[begin Records for this exercise]

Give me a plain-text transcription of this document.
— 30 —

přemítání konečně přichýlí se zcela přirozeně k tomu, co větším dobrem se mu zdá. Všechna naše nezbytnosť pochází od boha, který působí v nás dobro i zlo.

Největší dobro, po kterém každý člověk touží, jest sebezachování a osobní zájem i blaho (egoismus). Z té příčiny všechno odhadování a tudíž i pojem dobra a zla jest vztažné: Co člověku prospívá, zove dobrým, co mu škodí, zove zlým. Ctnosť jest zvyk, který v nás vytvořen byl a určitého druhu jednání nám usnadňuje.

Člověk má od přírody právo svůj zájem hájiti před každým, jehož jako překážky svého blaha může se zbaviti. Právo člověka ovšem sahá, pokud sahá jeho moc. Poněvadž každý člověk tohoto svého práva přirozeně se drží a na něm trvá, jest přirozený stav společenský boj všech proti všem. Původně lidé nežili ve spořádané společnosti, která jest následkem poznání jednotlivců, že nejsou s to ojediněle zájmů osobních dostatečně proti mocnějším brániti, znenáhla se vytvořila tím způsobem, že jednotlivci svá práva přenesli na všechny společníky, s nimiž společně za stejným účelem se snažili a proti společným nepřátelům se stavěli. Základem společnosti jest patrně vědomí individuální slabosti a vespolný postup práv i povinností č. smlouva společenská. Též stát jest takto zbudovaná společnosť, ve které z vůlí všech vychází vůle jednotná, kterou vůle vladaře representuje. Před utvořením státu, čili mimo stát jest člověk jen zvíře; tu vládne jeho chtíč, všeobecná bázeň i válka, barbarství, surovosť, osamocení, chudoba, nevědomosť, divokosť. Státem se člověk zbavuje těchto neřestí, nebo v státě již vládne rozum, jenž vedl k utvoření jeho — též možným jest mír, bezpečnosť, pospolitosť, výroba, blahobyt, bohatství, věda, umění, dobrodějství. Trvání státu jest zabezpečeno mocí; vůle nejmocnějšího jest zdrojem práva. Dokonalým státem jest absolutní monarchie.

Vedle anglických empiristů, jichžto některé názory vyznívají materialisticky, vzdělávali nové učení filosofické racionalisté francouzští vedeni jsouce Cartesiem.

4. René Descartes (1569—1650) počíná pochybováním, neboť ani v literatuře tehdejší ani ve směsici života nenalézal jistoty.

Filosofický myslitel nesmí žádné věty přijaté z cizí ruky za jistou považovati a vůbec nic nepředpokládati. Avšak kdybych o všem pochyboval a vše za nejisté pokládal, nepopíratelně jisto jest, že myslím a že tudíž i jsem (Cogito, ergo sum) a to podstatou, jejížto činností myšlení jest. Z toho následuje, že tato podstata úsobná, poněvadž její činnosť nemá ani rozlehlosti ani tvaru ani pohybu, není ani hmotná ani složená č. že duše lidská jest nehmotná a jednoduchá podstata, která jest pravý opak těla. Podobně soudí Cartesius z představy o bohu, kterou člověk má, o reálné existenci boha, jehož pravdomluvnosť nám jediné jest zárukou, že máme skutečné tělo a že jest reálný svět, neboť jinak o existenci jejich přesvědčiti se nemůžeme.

[end Records for this exercise]

● **Do this**
Reproduce the entries above in full by retyping them exactly.

● **Answer to the exercise**
Give me a plain-text transcription of this document.
— 30 —

přemítání konečně přichýlí se zcela přirozeně k tomu, co větším dobrem se mu zdá. Všechna naše nezbytnosť pochází od boha, který působí v nás dobro i zlo.

Největší dobro, po kterém každý člověk touží, jest sebezachování a osobní zájem i blaho (egoismus). Z té příčiny všechno odhadování a tudíž i pojem dobra a zla jest vztažné: Co člověku prospívá, zove dobrým, co mu škodí, zove zlým. Ctnosť jest zvyk, který v nás vytvořen byl a určitého druhu jednání nám usnadňuje.

Člověk má od přírody právo svůj zájem hájiti před každým, jehož jako překážky svého blaha může se zbaviti. Právo člověka ovšem sahá, pokud sahá jeho moc. Poněvadž každý člověk tohoto svého práva přirozeně se drží a na něm trvá, jest přirozený stav společenský boj všech proti všem. Původně lidé nežili ve spořádané společnosti, která jest následkem poznání jednotlivců, že nejsou s to ojediněle zájmů osobních dostatečně proti mocnějším brániti, znenáhla se vytvořila tím způsobem, že jednotlivci svá práva přenesli na všechny společníky, s nimiž společně za stejným účelem se snažili a proti společným nepřátelům se stavěli. Základem společnosti jest patrně vědomí individuální slabosti a vespolný postup práv i povinností č. smlouva společenská. Též stát jest takto zbudovaná společnosť, ve které z vůlí všech vychází vůle jednotná, kterou vůle vladaře representuje. Před utvořením státu, čili mimo stát jest člověk jen zvíře; tu vládne jeho chtíč, všeobecná bázeň i válka, barbarství, surovosť, osamocení, chudoba, nevědomosť, divokosť. Státem se člověk zbavuje těchto neřestí, nebo v státě již vládne rozum, jenž vedl k utvoření jeho — též možným jest mír, bezpečnosť, pospolitosť, výroba, blahobyt, bohatství, věda, umění, dobrodějství. Trvání státu jest zabezpečeno mocí; vůle nejmocnějšího jest zdrojem práva. Dokonalým státem jest absolutní monarchie.

Vedle anglických empiristů, jichžto některé názory vyznívají materialisticky, vzdělávali nové učení filosofické racionalisté francouzští vedeni jsouce Cartesiem.

4. René Descartes (1569—1650) počíná pochybováním, neboť ani v literatuře tehdejší ani ve směsici života nenalézal jistoty.

Filosofický myslitel nesmí žádné věty přijaté z cizí ruky za jistou považovati a vůbec nic nepředpokládati. Avšak kdybych o všem pochyboval a vše za nejisté pokládal, nepopíratelně jisto jest, že myslím a že tudíž i jsem (Cogito, ergo sum) a to podstatou, jejížto činností myšlení jest. Z toho následuje, že tato podstata úsobná, poněvadž její činnosť nemá ani rozlehlosti ani tvaru ani pohybu, není ani hmotná ani složená č. že duše lidská jest nehmotná a jednoduchá podstata, která jest pravý opak těla. Podobně soudí Cartesius z představy o bohu, kterou člověk má, o reálné existenci boha, jehož pravdomluvnosť nám jediné jest zárukou, že máme skutečné tělo a že jest reálný svět, neboť jinak o existenci jejich přesvědčiti se nemůžeme.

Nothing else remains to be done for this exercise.